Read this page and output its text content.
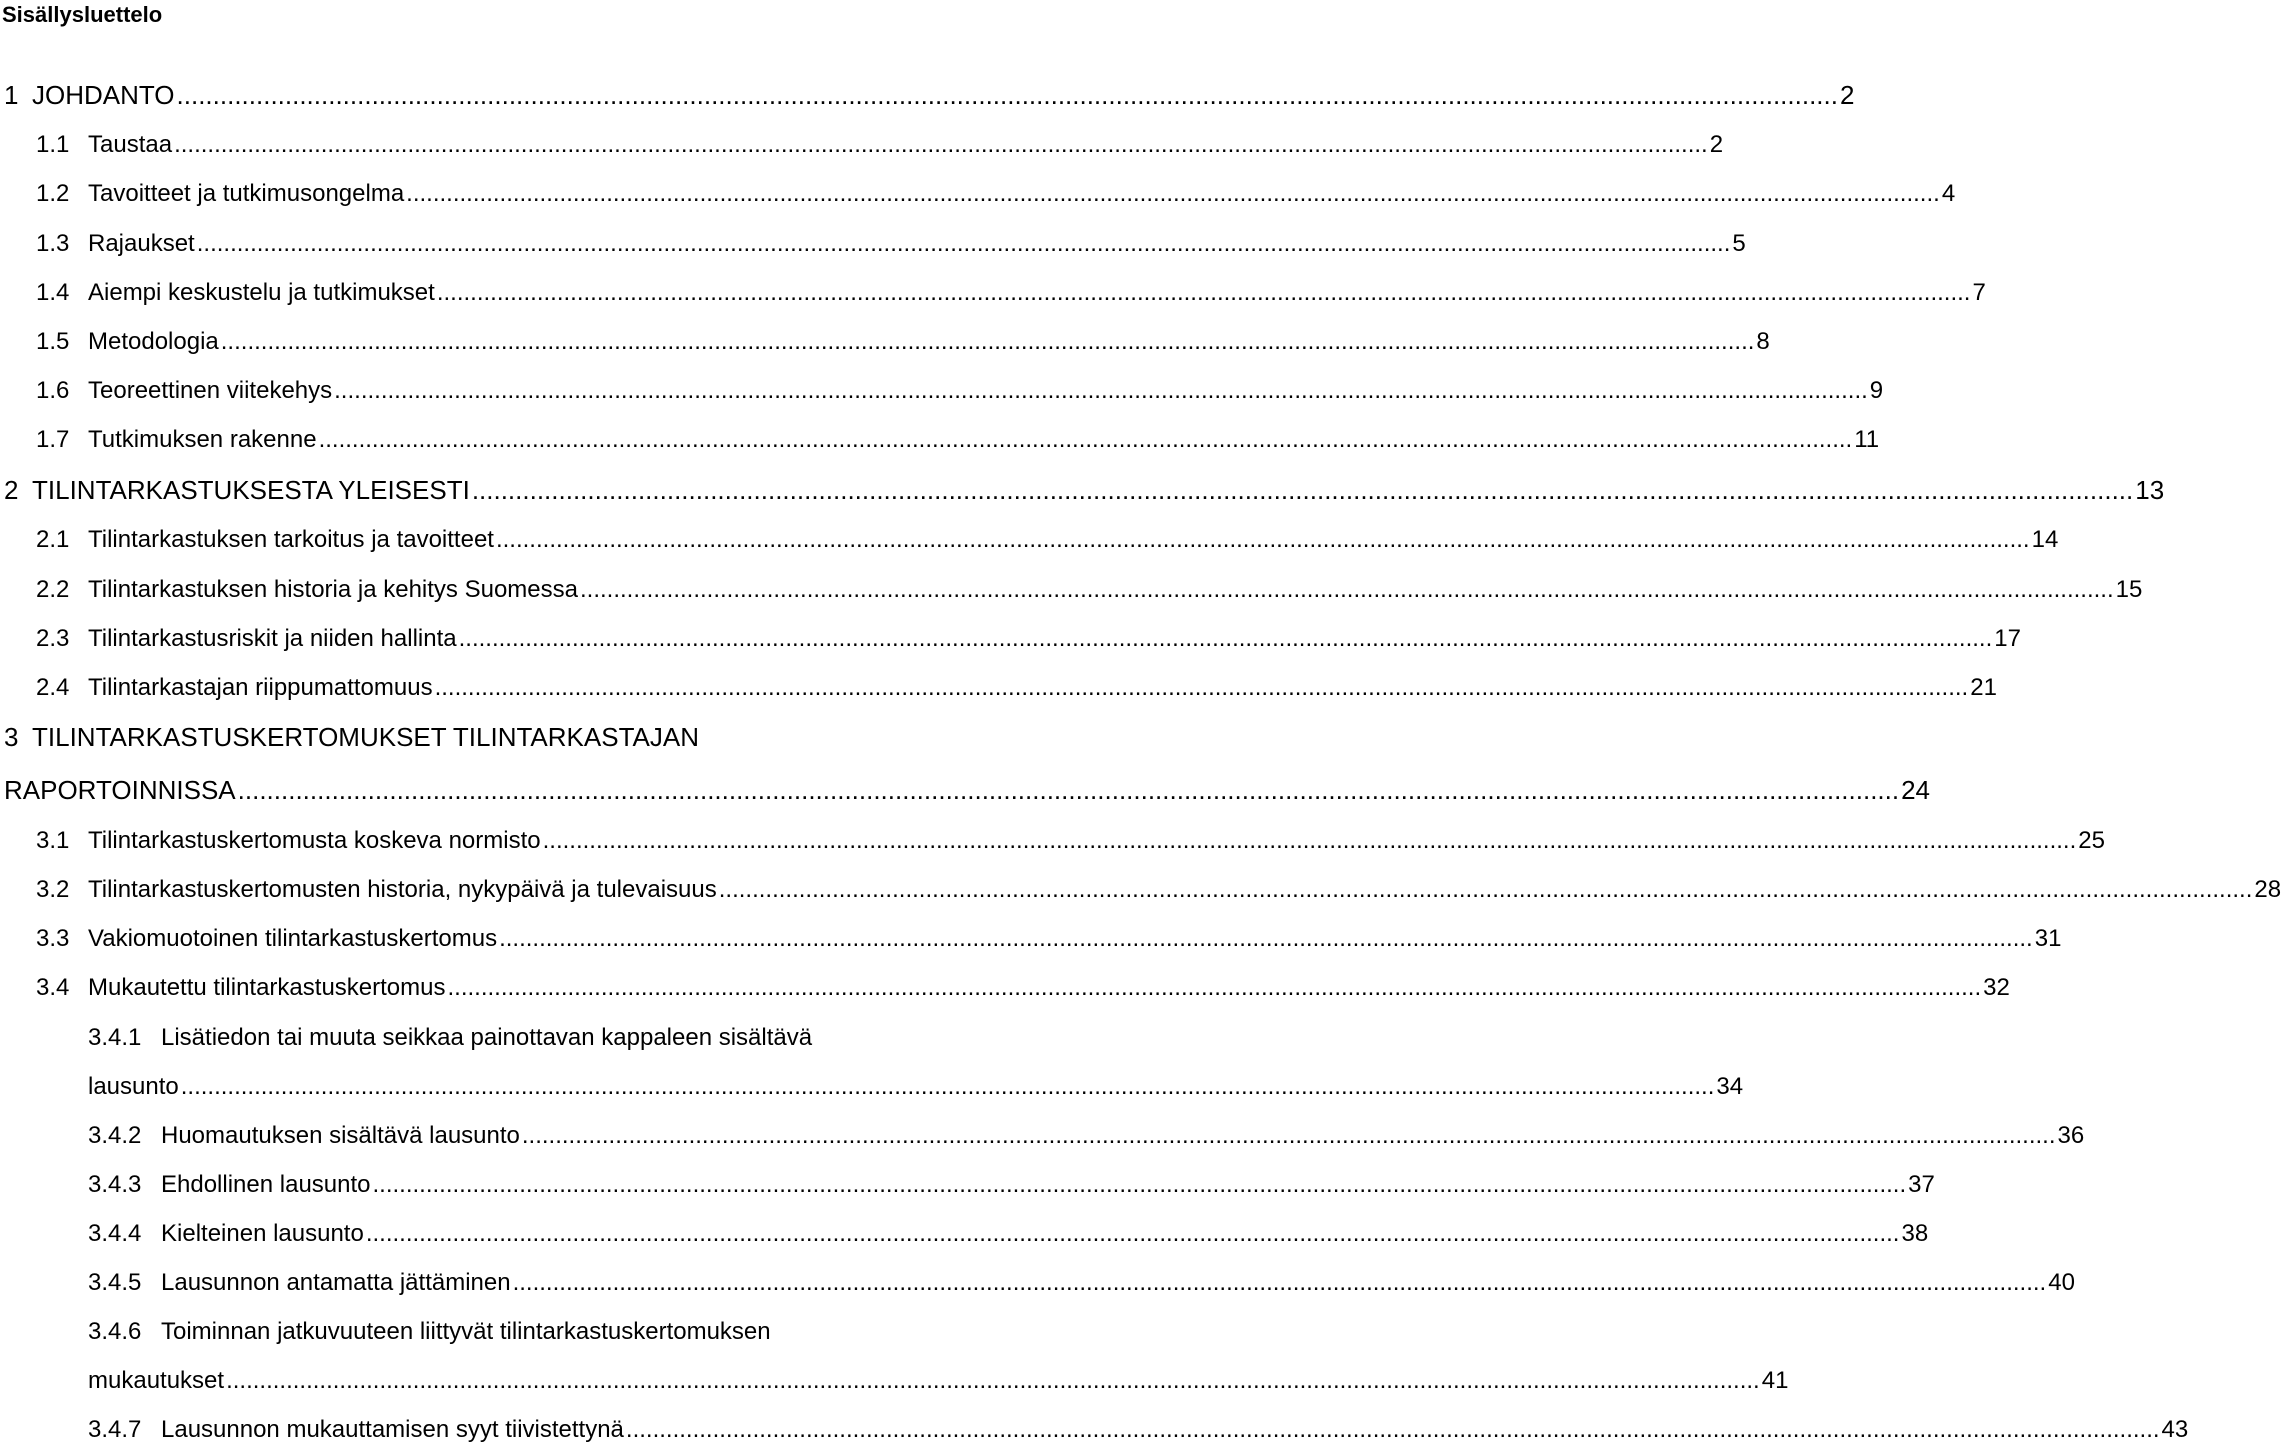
Sisällysluettelo
1 JOHDANTO ...................................................................................................................................................................................................................................... 2
1.1 Taustaa ...................................................................................................................................................................................................................................... 2
1.2 Tavoitteet ja tutkimusongelma ...................................................................................................................................................................................................................................... 4
1.3 Rajaukset ...................................................................................................................................................................................................................................... 5
1.4 Aiempi keskustelu ja tutkimukset ...................................................................................................................................................................................................................................... 7
1.5 Metodologia ...................................................................................................................................................................................................................................... 8
1.6 Teoreettinen viitekehys ...................................................................................................................................................................................................................................... 9
1.7 Tutkimuksen rakenne ...................................................................................................................................................................................................................................... 11
2 TILINTARKASTUKSESTA YLEISESTI ...................................................................................................................................................................................................................................... 13
2.1 Tilintarkastuksen tarkoitus ja tavoitteet ...................................................................................................................................................................................................................................... 14
2.2 Tilintarkastuksen historia ja kehitys Suomessa ...................................................................................................................................................................................................................................... 15
2.3 Tilintarkastusriskit ja niiden hallinta ...................................................................................................................................................................................................................................... 17
2.4 Tilintarkastajan riippumattomuus ...................................................................................................................................................................................................................................... 21
3 TILINTARKASTUSKERTOMUKSET TILINTARKASTAJAN
RAPORTOINNISSA ...................................................................................................................................................................................................................................... 24
3.1 Tilintarkastuskertomusta koskeva normisto ...................................................................................................................................................................................................................................... 25
3.2 Tilintarkastuskertomusten historia, nykypäivä ja tulevaisuus ...................................................................................................................................................................................................................................... 28
3.3 Vakiomuotoinen tilintarkastuskertomus ...................................................................................................................................................................................................................................... 31
3.4 Mukautettu tilintarkastuskertomus ...................................................................................................................................................................................................................................... 32
3.4.1 Lisätiedon tai muuta seikkaa painottavan kappaleen sisältävä
lausunto ...................................................................................................................................................................................................................................... 34
3.4.2 Huomautuksen sisältävä lausunto ...................................................................................................................................................................................................................................... 36
3.4.3 Ehdollinen lausunto ...................................................................................................................................................................................................................................... 37
3.4.4 Kielteinen lausunto ...................................................................................................................................................................................................................................... 38
3.4.5 Lausunnon antamatta jättäminen ...................................................................................................................................................................................................................................... 40
3.4.6 Toiminnan jatkuvuuteen liittyvät tilintarkastuskertomuksen
mukautukset ...................................................................................................................................................................................................................................... 41
3.4.7 Lausunnon mukauttamisen syyt tiivistettynä ...................................................................................................................................................................................................................................... 43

----

Your task is to list each line of the records with the word "sisältävä".

3.4.1 Lisätiedon tai muuta seikkaa painottavan kappaleen sisältävä
3.4.2 Huomautuksen sisältävä lausunto ...................................................................................................................................................................................................................................... 36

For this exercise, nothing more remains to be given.